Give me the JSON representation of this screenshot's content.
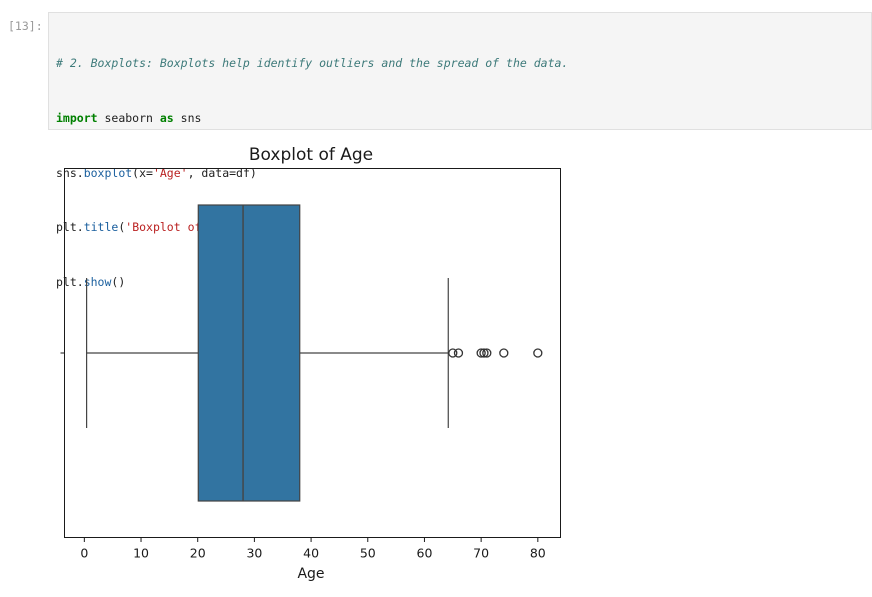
{
  "cell": {
    "prompt": "[13]:",
    "code": {
      "line1": "# 2. Boxplots: Boxplots help identify outliers and the spread of the data.",
      "line2_kw1": "import",
      "line2_mid": " seaborn ",
      "line2_kw2": "as",
      "line2_end": " sns",
      "line3_obj": "sns.",
      "line3_fn": "boxplot",
      "line3_open": "(x=",
      "line3_str": "'Age'",
      "line3_rest": ", data=df)",
      "line4_obj": "plt.",
      "line4_fn": "title",
      "line4_open": "(",
      "line4_str": "'Boxplot of Age'",
      "line4_close": ")",
      "line5_obj": "plt.",
      "line5_fn": "show",
      "line5_rest": "()"
    }
  },
  "chart_data": {
    "type": "boxplot",
    "title": "Boxplot of Age",
    "xlabel": "Age",
    "xlim": [
      -3.5,
      84
    ],
    "xticks": [
      0,
      10,
      20,
      30,
      40,
      50,
      60,
      70,
      80
    ],
    "xtick_labels": [
      "0",
      "10",
      "20",
      "30",
      "40",
      "50",
      "60",
      "70",
      "80"
    ],
    "box": {
      "whisker_low": 0.4,
      "q1": 20.1,
      "median": 28,
      "q3": 38,
      "whisker_high": 64.2
    },
    "outliers": [
      65,
      66,
      70,
      70.5,
      71,
      74,
      80
    ],
    "box_color": "#3274a1",
    "line_color": "#444444"
  }
}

[TASK BRIEF] Return the records exactly. Don't carry the pictures over.

[OUTPUT FOR THIS TASK]
Give me the JSON representation of this screenshot's content.
{
  "cell": {
    "prompt": "[13]:",
    "code": {
      "line1": "# 2. Boxplots: Boxplots help identify outliers and the spread of the data.",
      "line2_kw1": "import",
      "line2_mid": " seaborn ",
      "line2_kw2": "as",
      "line2_end": " sns",
      "line3_obj": "sns.",
      "line3_fn": "boxplot",
      "line3_open": "(x=",
      "line3_str": "'Age'",
      "line3_rest": ", data=df)",
      "line4_obj": "plt.",
      "line4_fn": "title",
      "line4_open": "(",
      "line4_str": "'Boxplot of Age'",
      "line4_close": ")",
      "line5_obj": "plt.",
      "line5_fn": "show",
      "line5_rest": "()"
    }
  },
  "chart_data": {
    "type": "boxplot",
    "title": "Boxplot of Age",
    "xlabel": "Age",
    "xlim": [
      -3.5,
      84
    ],
    "xticks": [
      0,
      10,
      20,
      30,
      40,
      50,
      60,
      70,
      80
    ],
    "xtick_labels": [
      "0",
      "10",
      "20",
      "30",
      "40",
      "50",
      "60",
      "70",
      "80"
    ],
    "box": {
      "whisker_low": 0.4,
      "q1": 20.1,
      "median": 28,
      "q3": 38,
      "whisker_high": 64.2
    },
    "outliers": [
      65,
      66,
      70,
      70.5,
      71,
      74,
      80
    ],
    "box_color": "#3274a1",
    "line_color": "#444444"
  }
}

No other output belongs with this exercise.